INSTRUCTION:
Check every line of the entries that follow, and copy the ones containing "reproduction".

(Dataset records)
• • • • •

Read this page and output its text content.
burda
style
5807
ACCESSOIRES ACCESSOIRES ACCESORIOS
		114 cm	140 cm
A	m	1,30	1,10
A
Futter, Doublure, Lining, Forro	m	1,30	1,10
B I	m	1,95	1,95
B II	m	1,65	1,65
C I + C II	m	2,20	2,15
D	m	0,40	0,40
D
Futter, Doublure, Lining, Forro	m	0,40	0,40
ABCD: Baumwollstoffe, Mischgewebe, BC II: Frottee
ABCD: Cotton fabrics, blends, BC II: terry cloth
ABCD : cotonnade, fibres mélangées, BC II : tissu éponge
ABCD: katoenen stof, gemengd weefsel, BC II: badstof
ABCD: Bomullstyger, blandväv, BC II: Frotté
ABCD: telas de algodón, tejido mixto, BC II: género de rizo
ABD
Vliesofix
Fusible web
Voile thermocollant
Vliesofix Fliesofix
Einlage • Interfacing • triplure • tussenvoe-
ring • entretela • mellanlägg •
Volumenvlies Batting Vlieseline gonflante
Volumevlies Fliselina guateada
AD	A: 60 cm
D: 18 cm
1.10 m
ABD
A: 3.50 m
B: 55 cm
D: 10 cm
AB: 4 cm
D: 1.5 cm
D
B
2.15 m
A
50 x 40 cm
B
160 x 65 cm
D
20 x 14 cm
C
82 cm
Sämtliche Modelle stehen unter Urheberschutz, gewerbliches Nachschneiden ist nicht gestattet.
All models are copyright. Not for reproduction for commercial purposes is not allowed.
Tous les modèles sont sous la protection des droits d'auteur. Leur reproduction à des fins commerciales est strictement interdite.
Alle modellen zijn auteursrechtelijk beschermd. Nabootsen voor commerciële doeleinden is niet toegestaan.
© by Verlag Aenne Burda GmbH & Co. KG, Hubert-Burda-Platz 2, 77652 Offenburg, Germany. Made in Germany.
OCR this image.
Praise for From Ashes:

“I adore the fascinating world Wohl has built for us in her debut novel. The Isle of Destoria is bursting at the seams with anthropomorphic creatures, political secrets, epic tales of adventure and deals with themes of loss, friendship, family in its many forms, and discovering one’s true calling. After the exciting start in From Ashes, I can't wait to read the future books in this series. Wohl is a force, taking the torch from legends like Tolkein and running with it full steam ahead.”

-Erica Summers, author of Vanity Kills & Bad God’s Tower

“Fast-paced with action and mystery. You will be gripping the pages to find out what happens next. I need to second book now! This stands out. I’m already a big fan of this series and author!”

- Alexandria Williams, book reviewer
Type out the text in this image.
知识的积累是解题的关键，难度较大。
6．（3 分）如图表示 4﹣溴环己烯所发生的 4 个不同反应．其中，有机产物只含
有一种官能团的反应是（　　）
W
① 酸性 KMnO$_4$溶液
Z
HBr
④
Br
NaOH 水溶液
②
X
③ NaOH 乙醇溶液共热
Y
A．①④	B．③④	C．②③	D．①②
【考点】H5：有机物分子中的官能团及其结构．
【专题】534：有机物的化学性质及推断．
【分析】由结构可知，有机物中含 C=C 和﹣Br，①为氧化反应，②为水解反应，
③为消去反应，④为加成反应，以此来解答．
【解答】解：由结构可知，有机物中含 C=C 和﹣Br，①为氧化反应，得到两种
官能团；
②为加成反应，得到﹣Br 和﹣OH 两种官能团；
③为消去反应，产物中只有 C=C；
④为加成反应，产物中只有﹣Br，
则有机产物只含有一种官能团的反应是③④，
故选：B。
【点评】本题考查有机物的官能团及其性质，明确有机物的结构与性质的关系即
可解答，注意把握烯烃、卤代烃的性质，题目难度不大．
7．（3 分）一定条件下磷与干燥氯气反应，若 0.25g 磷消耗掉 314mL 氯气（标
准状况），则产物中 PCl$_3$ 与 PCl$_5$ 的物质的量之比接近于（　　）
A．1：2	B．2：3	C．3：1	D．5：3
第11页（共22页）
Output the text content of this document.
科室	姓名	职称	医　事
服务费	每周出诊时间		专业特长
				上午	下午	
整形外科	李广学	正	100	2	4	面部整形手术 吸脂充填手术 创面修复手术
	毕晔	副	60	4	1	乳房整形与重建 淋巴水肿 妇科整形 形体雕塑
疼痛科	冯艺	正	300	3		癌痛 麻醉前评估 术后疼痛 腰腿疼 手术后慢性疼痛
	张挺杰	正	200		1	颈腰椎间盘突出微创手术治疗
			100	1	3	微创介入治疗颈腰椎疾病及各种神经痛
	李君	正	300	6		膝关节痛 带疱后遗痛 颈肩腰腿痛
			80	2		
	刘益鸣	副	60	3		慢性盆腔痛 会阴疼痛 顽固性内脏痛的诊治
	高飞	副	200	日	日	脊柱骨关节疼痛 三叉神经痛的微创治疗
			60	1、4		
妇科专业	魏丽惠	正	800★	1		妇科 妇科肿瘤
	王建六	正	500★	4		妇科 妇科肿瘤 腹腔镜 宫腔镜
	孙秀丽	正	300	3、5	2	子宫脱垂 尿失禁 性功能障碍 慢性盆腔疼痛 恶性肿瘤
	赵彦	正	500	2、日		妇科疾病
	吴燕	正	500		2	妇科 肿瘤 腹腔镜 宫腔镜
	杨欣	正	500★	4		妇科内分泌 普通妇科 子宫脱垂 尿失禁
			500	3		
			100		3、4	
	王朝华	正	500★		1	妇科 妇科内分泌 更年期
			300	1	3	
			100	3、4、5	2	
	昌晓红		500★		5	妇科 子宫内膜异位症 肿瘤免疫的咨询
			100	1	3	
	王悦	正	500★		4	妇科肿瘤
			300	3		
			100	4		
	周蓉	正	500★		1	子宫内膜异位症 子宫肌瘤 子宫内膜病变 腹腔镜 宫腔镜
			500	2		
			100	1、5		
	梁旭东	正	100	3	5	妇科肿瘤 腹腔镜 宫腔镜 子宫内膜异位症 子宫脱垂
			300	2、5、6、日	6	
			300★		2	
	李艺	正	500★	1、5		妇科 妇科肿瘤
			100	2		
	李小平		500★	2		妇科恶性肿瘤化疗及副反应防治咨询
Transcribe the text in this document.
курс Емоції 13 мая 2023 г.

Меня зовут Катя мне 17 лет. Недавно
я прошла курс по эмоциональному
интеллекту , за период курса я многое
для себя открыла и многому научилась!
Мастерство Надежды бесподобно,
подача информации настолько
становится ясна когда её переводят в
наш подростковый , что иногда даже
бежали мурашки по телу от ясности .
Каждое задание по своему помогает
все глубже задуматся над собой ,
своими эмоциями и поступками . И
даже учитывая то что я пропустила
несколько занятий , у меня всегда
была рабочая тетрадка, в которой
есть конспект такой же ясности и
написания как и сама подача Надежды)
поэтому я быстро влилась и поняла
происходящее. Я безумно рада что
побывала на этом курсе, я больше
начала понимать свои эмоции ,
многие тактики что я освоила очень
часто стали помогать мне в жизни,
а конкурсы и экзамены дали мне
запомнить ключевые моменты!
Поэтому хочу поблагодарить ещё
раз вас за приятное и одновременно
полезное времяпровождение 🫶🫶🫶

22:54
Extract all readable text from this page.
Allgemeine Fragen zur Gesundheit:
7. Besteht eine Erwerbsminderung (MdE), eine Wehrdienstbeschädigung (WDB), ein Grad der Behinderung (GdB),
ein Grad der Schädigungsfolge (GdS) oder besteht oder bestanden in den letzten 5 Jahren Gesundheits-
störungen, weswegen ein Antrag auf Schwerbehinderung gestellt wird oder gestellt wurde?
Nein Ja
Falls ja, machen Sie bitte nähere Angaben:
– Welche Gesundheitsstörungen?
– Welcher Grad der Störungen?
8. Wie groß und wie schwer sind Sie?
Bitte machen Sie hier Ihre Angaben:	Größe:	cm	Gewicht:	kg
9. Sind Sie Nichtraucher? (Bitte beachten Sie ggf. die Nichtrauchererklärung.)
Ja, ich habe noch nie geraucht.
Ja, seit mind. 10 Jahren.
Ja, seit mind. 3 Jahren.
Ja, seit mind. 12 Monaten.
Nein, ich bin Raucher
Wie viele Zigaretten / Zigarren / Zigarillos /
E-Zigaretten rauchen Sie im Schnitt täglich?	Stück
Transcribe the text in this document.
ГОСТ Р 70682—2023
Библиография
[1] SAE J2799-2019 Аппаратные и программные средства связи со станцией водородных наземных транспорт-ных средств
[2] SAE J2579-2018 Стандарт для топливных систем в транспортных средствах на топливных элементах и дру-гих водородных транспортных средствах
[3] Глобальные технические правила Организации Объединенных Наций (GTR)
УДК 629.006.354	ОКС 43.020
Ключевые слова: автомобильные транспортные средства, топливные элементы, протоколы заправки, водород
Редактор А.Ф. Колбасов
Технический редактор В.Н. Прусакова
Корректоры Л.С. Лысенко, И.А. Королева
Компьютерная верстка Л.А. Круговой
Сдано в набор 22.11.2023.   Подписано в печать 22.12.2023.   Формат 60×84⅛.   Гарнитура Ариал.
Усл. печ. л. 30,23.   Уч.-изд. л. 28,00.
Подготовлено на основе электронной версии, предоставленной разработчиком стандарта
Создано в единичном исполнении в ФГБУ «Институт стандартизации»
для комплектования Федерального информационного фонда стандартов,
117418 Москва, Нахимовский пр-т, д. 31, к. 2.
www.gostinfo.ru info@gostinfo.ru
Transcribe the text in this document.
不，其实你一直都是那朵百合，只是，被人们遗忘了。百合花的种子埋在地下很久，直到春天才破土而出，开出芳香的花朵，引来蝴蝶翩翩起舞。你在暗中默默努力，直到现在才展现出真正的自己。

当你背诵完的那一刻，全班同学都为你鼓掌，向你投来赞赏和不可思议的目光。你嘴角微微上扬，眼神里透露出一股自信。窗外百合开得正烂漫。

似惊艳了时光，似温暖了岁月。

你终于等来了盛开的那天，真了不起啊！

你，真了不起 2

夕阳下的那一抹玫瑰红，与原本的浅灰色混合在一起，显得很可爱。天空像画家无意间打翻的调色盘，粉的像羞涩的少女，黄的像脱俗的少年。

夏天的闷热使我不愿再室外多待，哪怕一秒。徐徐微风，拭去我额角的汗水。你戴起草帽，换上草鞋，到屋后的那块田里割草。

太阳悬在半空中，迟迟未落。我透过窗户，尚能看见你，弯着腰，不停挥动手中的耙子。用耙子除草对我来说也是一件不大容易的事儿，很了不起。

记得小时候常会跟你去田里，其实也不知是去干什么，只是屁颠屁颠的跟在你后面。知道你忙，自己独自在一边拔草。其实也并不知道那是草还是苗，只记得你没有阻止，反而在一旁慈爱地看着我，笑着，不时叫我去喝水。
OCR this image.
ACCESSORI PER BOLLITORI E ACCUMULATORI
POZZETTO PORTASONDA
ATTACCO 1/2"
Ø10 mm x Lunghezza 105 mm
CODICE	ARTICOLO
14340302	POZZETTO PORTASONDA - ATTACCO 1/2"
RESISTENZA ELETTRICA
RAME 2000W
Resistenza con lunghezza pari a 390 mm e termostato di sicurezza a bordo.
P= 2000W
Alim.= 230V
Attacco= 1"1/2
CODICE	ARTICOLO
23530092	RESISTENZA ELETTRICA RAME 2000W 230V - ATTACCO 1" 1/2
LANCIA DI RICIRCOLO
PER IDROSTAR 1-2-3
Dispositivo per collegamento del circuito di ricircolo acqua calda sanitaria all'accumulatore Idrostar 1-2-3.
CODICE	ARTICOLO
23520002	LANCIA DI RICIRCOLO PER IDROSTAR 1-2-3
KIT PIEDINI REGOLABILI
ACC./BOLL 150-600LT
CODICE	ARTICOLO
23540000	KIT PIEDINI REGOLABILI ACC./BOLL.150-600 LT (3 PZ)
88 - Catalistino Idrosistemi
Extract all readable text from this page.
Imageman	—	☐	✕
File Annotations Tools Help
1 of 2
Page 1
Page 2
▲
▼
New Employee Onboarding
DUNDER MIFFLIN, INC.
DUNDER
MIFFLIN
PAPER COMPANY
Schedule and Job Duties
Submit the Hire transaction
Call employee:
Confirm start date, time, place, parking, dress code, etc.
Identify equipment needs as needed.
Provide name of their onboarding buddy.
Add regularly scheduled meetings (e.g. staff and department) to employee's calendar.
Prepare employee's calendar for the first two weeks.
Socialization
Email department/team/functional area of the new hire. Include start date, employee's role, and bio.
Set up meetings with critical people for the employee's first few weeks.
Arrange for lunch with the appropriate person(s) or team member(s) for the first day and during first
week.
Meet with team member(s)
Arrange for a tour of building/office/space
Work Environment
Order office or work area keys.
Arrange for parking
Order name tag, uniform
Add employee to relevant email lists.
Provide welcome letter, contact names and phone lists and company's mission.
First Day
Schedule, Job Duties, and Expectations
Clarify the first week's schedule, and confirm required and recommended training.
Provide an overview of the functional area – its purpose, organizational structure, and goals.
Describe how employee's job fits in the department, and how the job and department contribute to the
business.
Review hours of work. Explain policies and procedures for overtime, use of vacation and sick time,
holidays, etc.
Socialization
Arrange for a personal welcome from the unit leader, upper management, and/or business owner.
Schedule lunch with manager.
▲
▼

• • • • •

SOLUTION FOR THIS TASK:
All models are copyright. Not for reproduction for commercial purposes is not allowed.
Tous les modèles sont sous la protection des droits d'auteur. Leur reproduction à des fins commerciales est strictement interdite.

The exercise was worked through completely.